### EXERCISE PROMPT
Of the lines below, count those containing the word "Model". Reply with the number alone.

┌─ EXTRACTED MATERIAL

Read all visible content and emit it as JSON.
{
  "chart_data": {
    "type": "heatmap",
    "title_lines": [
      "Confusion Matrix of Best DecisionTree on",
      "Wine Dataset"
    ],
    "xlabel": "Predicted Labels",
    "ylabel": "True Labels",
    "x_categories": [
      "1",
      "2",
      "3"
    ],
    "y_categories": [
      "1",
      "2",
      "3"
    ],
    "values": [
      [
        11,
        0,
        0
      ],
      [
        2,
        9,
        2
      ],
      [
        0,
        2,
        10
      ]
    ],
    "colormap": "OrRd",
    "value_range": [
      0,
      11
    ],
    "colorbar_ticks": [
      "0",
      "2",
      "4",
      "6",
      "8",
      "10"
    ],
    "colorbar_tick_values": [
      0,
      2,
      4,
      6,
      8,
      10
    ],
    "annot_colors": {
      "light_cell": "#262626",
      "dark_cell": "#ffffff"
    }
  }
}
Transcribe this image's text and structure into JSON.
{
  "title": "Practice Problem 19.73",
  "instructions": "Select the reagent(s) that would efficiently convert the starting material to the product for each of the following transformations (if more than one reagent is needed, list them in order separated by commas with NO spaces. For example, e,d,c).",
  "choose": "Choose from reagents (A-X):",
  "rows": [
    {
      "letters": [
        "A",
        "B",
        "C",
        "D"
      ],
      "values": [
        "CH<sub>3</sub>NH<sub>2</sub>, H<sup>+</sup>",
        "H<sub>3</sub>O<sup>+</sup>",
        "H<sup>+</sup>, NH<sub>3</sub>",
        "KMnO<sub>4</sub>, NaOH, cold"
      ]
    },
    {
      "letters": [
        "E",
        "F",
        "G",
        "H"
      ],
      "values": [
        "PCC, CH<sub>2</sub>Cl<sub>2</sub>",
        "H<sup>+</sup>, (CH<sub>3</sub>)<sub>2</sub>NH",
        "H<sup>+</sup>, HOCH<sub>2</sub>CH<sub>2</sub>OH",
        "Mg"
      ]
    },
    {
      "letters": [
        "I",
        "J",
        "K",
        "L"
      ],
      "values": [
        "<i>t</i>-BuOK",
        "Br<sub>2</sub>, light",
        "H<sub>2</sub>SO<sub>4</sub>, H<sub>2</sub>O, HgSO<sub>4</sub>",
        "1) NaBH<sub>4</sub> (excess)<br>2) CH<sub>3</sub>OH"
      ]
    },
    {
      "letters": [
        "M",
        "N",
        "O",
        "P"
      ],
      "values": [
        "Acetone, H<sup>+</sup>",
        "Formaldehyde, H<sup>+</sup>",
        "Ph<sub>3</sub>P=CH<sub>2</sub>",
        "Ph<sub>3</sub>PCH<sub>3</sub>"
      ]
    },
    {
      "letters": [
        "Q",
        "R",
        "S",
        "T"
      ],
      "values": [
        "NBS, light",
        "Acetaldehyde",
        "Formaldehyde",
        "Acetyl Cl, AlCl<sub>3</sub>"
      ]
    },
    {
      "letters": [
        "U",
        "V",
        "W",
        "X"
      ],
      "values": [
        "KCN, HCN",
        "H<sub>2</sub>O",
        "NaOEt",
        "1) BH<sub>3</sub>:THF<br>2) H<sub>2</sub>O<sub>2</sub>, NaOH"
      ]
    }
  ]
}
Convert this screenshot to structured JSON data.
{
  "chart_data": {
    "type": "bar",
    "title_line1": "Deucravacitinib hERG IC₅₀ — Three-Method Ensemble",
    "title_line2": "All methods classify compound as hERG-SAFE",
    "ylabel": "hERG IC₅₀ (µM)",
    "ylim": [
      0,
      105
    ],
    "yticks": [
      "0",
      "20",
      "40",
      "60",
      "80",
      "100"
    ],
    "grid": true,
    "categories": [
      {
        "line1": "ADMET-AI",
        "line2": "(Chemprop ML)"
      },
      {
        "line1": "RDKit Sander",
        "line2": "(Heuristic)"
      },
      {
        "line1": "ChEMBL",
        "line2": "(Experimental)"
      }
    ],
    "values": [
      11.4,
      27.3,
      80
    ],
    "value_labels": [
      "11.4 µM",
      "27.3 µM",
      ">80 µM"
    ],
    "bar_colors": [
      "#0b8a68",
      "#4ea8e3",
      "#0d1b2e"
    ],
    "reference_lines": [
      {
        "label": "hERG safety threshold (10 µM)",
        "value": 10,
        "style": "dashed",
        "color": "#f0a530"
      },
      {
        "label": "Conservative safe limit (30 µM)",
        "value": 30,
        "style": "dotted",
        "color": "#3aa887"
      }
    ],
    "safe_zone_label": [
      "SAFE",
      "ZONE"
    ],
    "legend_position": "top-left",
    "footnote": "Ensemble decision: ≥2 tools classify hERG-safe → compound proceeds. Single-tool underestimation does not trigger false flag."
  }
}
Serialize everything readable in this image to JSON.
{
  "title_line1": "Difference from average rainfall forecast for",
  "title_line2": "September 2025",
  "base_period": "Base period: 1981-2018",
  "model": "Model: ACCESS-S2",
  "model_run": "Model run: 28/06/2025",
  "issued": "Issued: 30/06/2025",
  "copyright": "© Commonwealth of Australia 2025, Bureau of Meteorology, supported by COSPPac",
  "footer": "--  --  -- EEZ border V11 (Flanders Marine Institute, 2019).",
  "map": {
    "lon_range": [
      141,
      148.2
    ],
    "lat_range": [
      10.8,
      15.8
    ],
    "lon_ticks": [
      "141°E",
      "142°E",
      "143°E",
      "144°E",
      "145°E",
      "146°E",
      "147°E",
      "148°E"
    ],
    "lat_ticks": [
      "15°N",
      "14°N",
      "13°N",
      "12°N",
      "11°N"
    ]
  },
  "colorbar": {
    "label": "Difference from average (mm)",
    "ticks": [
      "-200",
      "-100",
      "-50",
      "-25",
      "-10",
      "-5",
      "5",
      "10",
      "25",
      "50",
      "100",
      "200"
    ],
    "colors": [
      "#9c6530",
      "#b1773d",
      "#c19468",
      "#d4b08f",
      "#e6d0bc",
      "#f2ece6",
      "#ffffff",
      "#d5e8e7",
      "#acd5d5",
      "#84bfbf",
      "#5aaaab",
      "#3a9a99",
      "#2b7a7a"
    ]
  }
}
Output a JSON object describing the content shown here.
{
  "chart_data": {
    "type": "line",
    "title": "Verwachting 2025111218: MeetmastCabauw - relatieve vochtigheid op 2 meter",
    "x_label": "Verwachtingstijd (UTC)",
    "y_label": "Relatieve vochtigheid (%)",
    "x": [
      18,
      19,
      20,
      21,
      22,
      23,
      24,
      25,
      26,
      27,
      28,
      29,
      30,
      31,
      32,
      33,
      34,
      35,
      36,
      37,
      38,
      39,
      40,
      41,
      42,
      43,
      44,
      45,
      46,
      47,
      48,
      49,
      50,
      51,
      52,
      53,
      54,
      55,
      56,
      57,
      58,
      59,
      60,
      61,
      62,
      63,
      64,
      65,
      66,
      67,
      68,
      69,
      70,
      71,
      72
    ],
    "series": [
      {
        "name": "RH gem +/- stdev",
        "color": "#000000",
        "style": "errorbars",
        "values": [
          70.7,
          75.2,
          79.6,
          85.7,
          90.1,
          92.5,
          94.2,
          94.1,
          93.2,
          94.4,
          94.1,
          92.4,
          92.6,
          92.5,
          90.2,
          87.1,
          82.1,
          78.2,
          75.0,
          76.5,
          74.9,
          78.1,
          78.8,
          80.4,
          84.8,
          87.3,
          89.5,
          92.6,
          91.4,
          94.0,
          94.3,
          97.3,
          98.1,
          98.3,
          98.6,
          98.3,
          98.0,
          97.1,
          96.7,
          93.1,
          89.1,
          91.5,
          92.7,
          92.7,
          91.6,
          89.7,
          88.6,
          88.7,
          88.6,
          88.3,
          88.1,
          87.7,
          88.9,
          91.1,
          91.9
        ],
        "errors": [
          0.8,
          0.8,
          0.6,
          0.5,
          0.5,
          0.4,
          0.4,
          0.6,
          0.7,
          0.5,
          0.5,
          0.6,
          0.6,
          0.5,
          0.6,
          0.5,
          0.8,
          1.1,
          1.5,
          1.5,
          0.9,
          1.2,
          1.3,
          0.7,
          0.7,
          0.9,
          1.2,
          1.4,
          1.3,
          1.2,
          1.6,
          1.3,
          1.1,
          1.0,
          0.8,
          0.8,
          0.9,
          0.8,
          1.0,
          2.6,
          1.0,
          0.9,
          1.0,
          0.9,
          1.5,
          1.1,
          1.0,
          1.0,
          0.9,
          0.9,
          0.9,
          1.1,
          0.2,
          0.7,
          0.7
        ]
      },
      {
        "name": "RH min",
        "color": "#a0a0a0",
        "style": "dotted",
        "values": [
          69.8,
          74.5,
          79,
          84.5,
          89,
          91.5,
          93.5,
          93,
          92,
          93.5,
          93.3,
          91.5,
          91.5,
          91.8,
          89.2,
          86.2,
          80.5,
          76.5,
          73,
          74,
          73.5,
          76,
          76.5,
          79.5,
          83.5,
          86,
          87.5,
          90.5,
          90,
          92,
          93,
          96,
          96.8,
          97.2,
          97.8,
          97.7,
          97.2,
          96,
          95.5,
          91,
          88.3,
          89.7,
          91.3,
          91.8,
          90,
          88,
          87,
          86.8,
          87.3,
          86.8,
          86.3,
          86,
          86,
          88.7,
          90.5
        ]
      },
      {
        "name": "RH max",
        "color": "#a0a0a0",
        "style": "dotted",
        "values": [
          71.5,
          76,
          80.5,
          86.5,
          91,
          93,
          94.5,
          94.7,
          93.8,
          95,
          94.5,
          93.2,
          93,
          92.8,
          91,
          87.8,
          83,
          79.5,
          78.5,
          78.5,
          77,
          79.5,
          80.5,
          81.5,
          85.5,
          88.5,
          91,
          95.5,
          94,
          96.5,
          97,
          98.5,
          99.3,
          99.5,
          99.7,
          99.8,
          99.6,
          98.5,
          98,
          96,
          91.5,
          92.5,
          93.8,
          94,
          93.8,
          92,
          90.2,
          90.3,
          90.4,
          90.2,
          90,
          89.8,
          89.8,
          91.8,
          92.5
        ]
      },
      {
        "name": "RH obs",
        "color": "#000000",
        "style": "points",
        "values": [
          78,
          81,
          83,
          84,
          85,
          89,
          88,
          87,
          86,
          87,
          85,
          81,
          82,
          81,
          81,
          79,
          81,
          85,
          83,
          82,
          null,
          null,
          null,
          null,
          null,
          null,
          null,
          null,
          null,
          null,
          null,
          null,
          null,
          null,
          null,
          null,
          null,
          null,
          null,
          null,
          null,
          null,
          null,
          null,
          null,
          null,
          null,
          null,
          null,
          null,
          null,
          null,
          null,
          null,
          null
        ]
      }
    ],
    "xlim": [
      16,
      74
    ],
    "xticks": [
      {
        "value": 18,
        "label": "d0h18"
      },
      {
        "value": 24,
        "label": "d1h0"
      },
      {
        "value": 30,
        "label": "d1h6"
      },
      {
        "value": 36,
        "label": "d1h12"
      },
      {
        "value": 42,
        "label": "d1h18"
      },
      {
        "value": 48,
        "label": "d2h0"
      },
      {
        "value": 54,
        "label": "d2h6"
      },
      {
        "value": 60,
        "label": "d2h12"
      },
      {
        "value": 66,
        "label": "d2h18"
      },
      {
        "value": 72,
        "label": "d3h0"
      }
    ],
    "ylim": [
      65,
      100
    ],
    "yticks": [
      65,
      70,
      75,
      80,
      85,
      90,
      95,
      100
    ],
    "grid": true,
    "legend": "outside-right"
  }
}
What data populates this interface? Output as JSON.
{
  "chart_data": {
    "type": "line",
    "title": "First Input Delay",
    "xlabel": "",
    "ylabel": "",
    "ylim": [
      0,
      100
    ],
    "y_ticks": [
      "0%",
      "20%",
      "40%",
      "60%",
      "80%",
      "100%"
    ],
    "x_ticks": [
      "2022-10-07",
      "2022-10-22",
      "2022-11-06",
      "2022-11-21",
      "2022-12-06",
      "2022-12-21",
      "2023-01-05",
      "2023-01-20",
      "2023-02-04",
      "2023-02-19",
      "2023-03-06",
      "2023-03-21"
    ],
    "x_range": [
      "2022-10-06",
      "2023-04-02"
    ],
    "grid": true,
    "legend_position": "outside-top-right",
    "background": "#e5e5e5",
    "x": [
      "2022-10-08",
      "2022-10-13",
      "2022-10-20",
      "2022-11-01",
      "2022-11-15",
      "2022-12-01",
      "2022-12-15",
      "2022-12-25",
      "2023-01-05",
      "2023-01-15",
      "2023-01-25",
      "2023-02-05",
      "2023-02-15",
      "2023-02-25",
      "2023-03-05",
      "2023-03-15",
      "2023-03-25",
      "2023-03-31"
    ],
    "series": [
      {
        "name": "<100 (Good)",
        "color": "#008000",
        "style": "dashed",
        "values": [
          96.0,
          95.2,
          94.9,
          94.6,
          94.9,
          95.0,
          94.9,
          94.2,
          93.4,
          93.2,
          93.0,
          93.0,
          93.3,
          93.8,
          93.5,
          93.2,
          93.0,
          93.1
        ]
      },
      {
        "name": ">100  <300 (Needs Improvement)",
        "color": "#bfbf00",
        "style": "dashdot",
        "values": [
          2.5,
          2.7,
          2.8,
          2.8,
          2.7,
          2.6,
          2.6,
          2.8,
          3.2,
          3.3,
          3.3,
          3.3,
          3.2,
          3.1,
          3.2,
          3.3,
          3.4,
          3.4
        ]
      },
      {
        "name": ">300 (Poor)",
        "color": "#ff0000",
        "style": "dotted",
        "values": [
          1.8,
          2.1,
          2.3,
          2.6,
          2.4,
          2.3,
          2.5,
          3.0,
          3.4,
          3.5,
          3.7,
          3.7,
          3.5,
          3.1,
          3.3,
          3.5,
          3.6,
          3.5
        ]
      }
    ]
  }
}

└─

### RESULT OF THIS TASK
2